(Figure content listings)
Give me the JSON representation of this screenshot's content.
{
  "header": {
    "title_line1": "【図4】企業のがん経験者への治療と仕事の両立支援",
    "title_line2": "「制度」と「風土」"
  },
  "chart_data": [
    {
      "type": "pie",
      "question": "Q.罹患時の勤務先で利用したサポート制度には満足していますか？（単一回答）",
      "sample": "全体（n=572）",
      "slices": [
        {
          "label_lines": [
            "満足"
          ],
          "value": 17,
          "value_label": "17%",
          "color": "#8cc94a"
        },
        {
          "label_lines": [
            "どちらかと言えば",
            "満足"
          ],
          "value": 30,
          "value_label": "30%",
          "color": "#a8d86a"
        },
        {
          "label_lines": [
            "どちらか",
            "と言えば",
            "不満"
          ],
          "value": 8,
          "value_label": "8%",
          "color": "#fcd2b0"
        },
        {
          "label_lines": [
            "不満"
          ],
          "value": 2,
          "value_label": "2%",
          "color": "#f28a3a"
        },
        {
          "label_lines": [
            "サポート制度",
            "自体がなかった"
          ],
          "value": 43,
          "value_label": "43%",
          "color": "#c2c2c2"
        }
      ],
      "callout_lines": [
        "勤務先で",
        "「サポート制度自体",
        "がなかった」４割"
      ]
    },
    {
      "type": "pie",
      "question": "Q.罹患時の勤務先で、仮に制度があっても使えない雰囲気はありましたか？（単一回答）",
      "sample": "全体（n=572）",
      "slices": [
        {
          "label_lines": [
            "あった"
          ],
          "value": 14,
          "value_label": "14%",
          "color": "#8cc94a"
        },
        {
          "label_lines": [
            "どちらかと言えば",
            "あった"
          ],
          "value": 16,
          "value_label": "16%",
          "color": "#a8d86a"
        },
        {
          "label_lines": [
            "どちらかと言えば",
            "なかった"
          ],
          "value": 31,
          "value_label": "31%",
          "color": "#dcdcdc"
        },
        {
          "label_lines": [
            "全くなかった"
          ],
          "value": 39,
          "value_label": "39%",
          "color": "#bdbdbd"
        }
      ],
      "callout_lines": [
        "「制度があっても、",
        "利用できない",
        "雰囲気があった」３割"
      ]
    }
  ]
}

Goal – Respond with the number of lines containing "color" and no additional words.

Solved problem – 9